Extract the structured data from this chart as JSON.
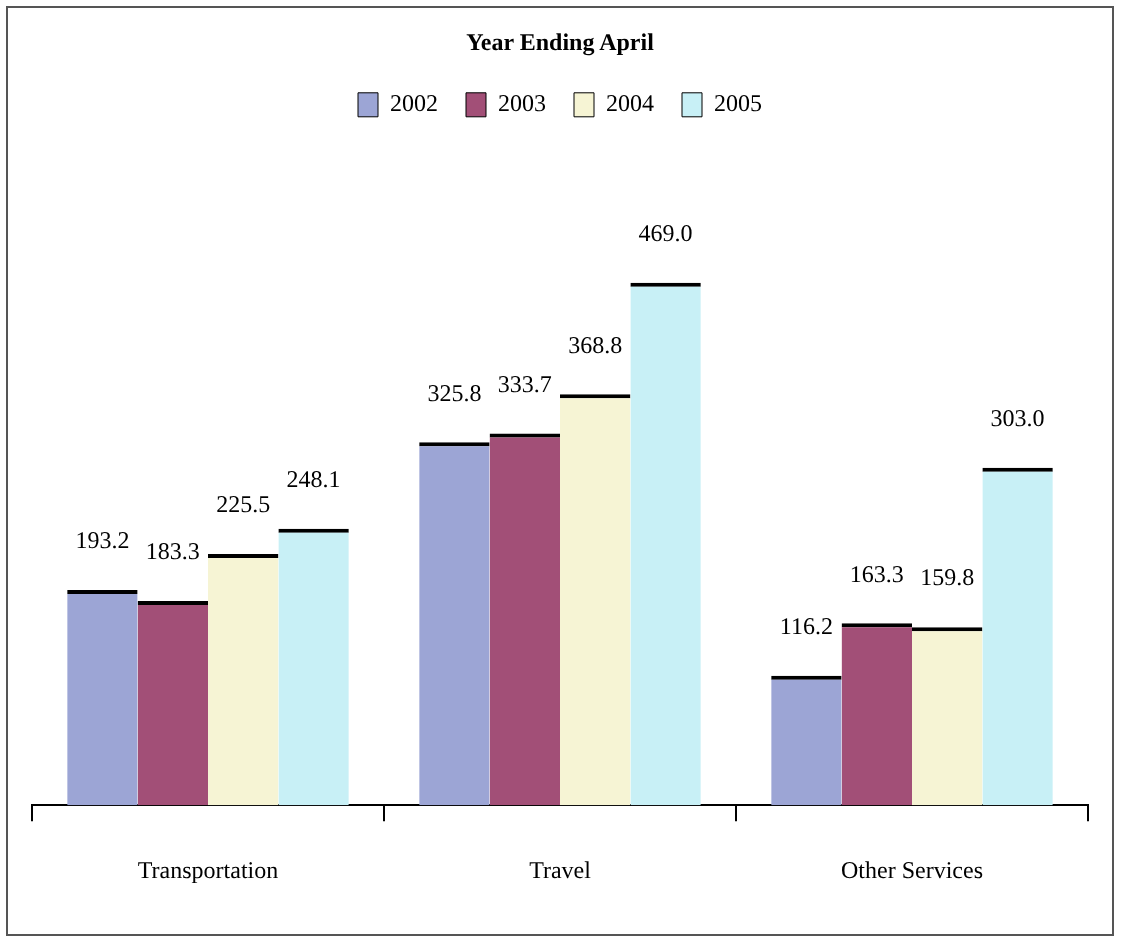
{
  "chart_data": {
    "type": "bar",
    "legend_title": "Year Ending April",
    "legend": "top",
    "grid": false,
    "categories": [
      "Transportation",
      "Travel",
      "Other Services"
    ],
    "series": [
      {
        "name": "2002",
        "color": "#9ca5d5",
        "values": [
          193.2,
          325.8,
          116.2
        ],
        "value_labels": [
          "193.2",
          "325.8",
          "116.2"
        ]
      },
      {
        "name": "2003",
        "color": "#a24f77",
        "values": [
          183.3,
          333.7,
          163.3
        ],
        "value_labels": [
          "183.3",
          "333.7",
          "163.3"
        ]
      },
      {
        "name": "2004",
        "color": "#f6f4d4",
        "values": [
          225.5,
          368.8,
          159.8
        ],
        "value_labels": [
          "225.5",
          "368.8",
          "159.8"
        ]
      },
      {
        "name": "2005",
        "color": "#c8f0f6",
        "values": [
          248.1,
          469.0,
          303.0
        ],
        "value_labels": [
          "248.1",
          "469.0",
          "303.0"
        ]
      }
    ]
  }
}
###
-- What the task asks --
Transcribe the material exactly, leaving every picture out.

-- Final result --
Extract the structured data from this chart as JSON.
{
  "chart_data": {
    "type": "bar",
    "legend_title": "Year Ending April",
    "legend": "top",
    "grid": false,
    "categories": [
      "Transportation",
      "Travel",
      "Other Services"
    ],
    "series": [
      {
        "name": "2002",
        "color": "#9ca5d5",
        "values": [
          193.2,
          325.8,
          116.2
        ],
        "value_labels": [
          "193.2",
          "325.8",
          "116.2"
        ]
      },
      {
        "name": "2003",
        "color": "#a24f77",
        "values": [
          183.3,
          333.7,
          163.3
        ],
        "value_labels": [
          "183.3",
          "333.7",
          "163.3"
        ]
      },
      {
        "name": "2004",
        "color": "#f6f4d4",
        "values": [
          225.5,
          368.8,
          159.8
        ],
        "value_labels": [
          "225.5",
          "368.8",
          "159.8"
        ]
      },
      {
        "name": "2005",
        "color": "#c8f0f6",
        "values": [
          248.1,
          469.0,
          303.0
        ],
        "value_labels": [
          "248.1",
          "469.0",
          "303.0"
        ]
      }
    ]
  }
}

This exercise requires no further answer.